Records:
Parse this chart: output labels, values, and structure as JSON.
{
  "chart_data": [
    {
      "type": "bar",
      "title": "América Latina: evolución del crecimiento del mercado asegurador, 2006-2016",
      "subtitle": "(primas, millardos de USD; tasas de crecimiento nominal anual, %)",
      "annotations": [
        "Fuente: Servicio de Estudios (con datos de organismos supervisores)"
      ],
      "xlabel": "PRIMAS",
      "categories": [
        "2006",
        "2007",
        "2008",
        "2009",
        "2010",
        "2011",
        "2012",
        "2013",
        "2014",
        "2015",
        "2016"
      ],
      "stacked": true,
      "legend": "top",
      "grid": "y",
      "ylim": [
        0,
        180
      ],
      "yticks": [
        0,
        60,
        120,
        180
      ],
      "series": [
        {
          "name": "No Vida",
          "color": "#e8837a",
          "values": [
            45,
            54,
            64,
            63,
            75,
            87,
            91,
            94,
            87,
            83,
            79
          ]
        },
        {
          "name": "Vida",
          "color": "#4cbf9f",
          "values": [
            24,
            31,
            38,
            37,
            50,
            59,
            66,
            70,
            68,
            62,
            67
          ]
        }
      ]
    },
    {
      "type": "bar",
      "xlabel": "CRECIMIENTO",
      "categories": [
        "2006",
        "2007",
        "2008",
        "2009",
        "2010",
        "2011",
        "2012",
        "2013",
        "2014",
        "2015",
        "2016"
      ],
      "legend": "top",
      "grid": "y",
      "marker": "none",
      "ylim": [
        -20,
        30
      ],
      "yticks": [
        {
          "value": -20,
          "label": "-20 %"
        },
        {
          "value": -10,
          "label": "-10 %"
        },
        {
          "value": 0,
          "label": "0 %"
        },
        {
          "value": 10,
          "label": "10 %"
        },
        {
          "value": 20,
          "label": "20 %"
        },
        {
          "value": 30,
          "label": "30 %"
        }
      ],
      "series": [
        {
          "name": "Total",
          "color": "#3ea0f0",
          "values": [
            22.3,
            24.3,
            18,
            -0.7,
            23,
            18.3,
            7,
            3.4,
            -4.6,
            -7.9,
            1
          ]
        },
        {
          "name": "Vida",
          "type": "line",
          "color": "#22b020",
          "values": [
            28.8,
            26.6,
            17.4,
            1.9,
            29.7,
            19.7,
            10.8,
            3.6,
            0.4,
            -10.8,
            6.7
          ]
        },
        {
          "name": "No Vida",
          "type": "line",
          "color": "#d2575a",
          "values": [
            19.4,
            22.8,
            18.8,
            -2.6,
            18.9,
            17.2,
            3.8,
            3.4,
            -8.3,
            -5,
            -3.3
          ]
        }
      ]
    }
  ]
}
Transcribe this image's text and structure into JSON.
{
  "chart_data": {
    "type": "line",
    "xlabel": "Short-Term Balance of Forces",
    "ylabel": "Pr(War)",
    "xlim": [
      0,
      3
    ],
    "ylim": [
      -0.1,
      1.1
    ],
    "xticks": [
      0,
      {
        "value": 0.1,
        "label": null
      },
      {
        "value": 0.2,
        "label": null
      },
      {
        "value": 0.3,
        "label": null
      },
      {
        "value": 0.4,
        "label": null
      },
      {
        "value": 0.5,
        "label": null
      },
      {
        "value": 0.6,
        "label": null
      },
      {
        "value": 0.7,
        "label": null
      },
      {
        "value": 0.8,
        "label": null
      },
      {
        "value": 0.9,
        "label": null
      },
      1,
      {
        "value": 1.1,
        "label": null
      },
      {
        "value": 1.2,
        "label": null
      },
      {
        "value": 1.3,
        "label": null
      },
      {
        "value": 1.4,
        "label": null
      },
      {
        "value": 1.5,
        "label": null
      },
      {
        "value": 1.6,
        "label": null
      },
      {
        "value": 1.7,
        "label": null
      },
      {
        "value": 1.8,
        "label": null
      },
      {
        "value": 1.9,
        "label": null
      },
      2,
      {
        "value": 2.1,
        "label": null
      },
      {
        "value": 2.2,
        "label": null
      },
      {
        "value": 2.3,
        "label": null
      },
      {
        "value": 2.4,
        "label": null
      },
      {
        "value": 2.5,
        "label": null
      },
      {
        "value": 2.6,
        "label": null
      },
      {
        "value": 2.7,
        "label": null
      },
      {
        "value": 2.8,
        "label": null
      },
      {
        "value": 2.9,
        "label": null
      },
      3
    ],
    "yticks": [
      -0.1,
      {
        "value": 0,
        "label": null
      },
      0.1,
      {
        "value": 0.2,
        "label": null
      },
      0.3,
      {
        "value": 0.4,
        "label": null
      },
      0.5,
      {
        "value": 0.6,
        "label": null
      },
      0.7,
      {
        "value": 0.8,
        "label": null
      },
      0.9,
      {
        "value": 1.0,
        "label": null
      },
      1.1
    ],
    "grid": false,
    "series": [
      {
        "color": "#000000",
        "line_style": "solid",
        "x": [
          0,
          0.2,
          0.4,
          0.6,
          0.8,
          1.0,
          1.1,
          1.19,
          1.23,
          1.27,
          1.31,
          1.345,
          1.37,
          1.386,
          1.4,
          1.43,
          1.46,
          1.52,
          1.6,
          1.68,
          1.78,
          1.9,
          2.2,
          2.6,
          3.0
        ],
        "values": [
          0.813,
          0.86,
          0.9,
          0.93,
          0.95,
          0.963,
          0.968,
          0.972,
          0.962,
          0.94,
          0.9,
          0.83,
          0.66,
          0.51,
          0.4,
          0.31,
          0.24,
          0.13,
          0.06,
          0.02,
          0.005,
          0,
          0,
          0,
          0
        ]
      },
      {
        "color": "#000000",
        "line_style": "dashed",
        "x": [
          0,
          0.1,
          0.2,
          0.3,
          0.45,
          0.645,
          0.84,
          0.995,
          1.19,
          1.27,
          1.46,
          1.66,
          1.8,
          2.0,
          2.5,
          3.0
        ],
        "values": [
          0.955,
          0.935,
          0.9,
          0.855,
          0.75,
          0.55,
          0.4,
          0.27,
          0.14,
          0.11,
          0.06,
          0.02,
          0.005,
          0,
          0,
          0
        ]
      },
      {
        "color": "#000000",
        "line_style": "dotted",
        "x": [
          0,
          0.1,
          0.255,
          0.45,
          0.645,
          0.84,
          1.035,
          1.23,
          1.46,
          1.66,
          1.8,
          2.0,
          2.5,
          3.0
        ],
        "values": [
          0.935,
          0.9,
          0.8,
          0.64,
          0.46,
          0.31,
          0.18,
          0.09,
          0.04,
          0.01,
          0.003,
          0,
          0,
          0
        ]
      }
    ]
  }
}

Work required: Restate every entry word for word.

Answer to this problem:
Parse this chart: output labels, values, and structure as JSON.
{
  "chart_data": [
    {
      "type": "bar",
      "title": "América Latina: evolución del crecimiento del mercado asegurador, 2006-2016",
      "subtitle": "(primas, millardos de USD; tasas de crecimiento nominal anual, %)",
      "annotations": [
        "Fuente: Servicio de Estudios (con datos de organismos supervisores)"
      ],
      "xlabel": "PRIMAS",
      "categories": [
        "2006",
        "2007",
        "2008",
        "2009",
        "2010",
        "2011",
        "2012",
        "2013",
        "2014",
        "2015",
        "2016"
      ],
      "stacked": true,
      "legend": "top",
      "grid": "y",
      "ylim": [
        0,
        180
      ],
      "yticks": [
        0,
        60,
        120,
        180
      ],
      "series": [
        {
          "name": "No Vida",
          "color": "#e8837a",
          "values": [
            45,
            54,
            64,
            63,
            75,
            87,
            91,
            94,
            87,
            83,
            79
          ]
        },
        {
          "name": "Vida",
          "color": "#4cbf9f",
          "values": [
            24,
            31,
            38,
            37,
            50,
            59,
            66,
            70,
            68,
            62,
            67
          ]
        }
      ]
    },
    {
      "type": "bar",
      "xlabel": "CRECIMIENTO",
      "categories": [
        "2006",
        "2007",
        "2008",
        "2009",
        "2010",
        "2011",
        "2012",
        "2013",
        "2014",
        "2015",
        "2016"
      ],
      "legend": "top",
      "grid": "y",
      "marker": "none",
      "ylim": [
        -20,
        30
      ],
      "yticks": [
        {
          "value": -20,
          "label": "-20 %"
        },
        {
          "value": -10,
          "label": "-10 %"
        },
        {
          "value": 0,
          "label": "0 %"
        },
        {
          "value": 10,
          "label": "10 %"
        },
        {
          "value": 20,
          "label": "20 %"
        },
        {
          "value": 30,
          "label": "30 %"
        }
      ],
      "series": [
        {
          "name": "Total",
          "color": "#3ea0f0",
          "values": [
            22.3,
            24.3,
            18,
            -0.7,
            23,
            18.3,
            7,
            3.4,
            -4.6,
            -7.9,
            1
          ]
        },
        {
          "name": "Vida",
          "type": "line",
          "color": "#22b020",
          "values": [
            28.8,
            26.6,
            17.4,
            1.9,
            29.7,
            19.7,
            10.8,
            3.6,
            0.4,
            -10.8,
            6.7
          ]
        },
        {
          "name": "No Vida",
          "type": "line",
          "color": "#d2575a",
          "values": [
            19.4,
            22.8,
            18.8,
            -2.6,
            18.9,
            17.2,
            3.8,
            3.4,
            -8.3,
            -5,
            -3.3
          ]
        }
      ]
    }
  ]
}
Transcribe this image's text and structure into JSON.
{
  "chart_data": {
    "type": "line",
    "xlabel": "Short-Term Balance of Forces",
    "ylabel": "Pr(War)",
    "xlim": [
      0,
      3
    ],
    "ylim": [
      -0.1,
      1.1
    ],
    "xticks": [
      0,
      {
        "value": 0.1,
        "label": null
      },
      {
        "value": 0.2,
        "label": null
      },
      {
        "value": 0.3,
        "label": null
      },
      {
        "value": 0.4,
        "label": null
      },
      {
        "value": 0.5,
        "label": null
      },
      {
        "value": 0.6,
        "label": null
      },
      {
        "value": 0.7,
        "label": null
      },
      {
        "value": 0.8,
        "label": null
      },
      {
        "value": 0.9,
        "label": null
      },
      1,
      {
        "value": 1.1,
        "label": null
      },
      {
        "value": 1.2,
        "label": null
      },
      {
        "value": 1.3,
        "label": null
      },
      {
        "value": 1.4,
        "label": null
      },
      {
        "value": 1.5,
        "label": null
      },
      {
        "value": 1.6,
        "label": null
      },
      {
        "value": 1.7,
        "label": null
      },
      {
        "value": 1.8,
        "label": null
      },
      {
        "value": 1.9,
        "label": null
      },
      2,
      {
        "value": 2.1,
        "label": null
      },
      {
        "value": 2.2,
        "label": null
      },
      {
        "value": 2.3,
        "label": null
      },
      {
        "value": 2.4,
        "label": null
      },
      {
        "value": 2.5,
        "label": null
      },
      {
        "value": 2.6,
        "label": null
      },
      {
        "value": 2.7,
        "label": null
      },
      {
        "value": 2.8,
        "label": null
      },
      {
        "value": 2.9,
        "label": null
      },
      3
    ],
    "yticks": [
      -0.1,
      {
        "value": 0,
        "label": null
      },
      0.1,
      {
        "value": 0.2,
        "label": null
      },
      0.3,
      {
        "value": 0.4,
        "label": null
      },
      0.5,
      {
        "value": 0.6,
        "label": null
      },
      0.7,
      {
        "value": 0.8,
        "label": null
      },
      0.9,
      {
        "value": 1.0,
        "label": null
      },
      1.1
    ],
    "grid": false,
    "series": [
      {
        "color": "#000000",
        "line_style": "solid",
        "x": [
          0,
          0.2,
          0.4,
          0.6,
          0.8,
          1.0,
          1.1,
          1.19,
          1.23,
          1.27,
          1.31,
          1.345,
          1.37,
          1.386,
          1.4,
          1.43,
          1.46,
          1.52,
          1.6,
          1.68,
          1.78,
          1.9,
          2.2,
          2.6,
          3.0
        ],
        "values": [
          0.813,
          0.86,
          0.9,
          0.93,
          0.95,
          0.963,
          0.968,
          0.972,
          0.962,
          0.94,
          0.9,
          0.83,
          0.66,
          0.51,
          0.4,
          0.31,
          0.24,
          0.13,
          0.06,
          0.02,
          0.005,
          0,
          0,
          0,
          0
        ]
      },
      {
        "color": "#000000",
        "line_style": "dashed",
        "x": [
          0,
          0.1,
          0.2,
          0.3,
          0.45,
          0.645,
          0.84,
          0.995,
          1.19,
          1.27,
          1.46,
          1.66,
          1.8,
          2.0,
          2.5,
          3.0
        ],
        "values": [
          0.955,
          0.935,
          0.9,
          0.855,
          0.75,
          0.55,
          0.4,
          0.27,
          0.14,
          0.11,
          0.06,
          0.02,
          0.005,
          0,
          0,
          0
        ]
      },
      {
        "color": "#000000",
        "line_style": "dotted",
        "x": [
          0,
          0.1,
          0.255,
          0.45,
          0.645,
          0.84,
          1.035,
          1.23,
          1.46,
          1.66,
          1.8,
          2.0,
          2.5,
          3.0
        ],
        "values": [
          0.935,
          0.9,
          0.8,
          0.64,
          0.46,
          0.31,
          0.18,
          0.09,
          0.04,
          0.01,
          0.003,
          0,
          0,
          0
        ]
      }
    ]
  }
}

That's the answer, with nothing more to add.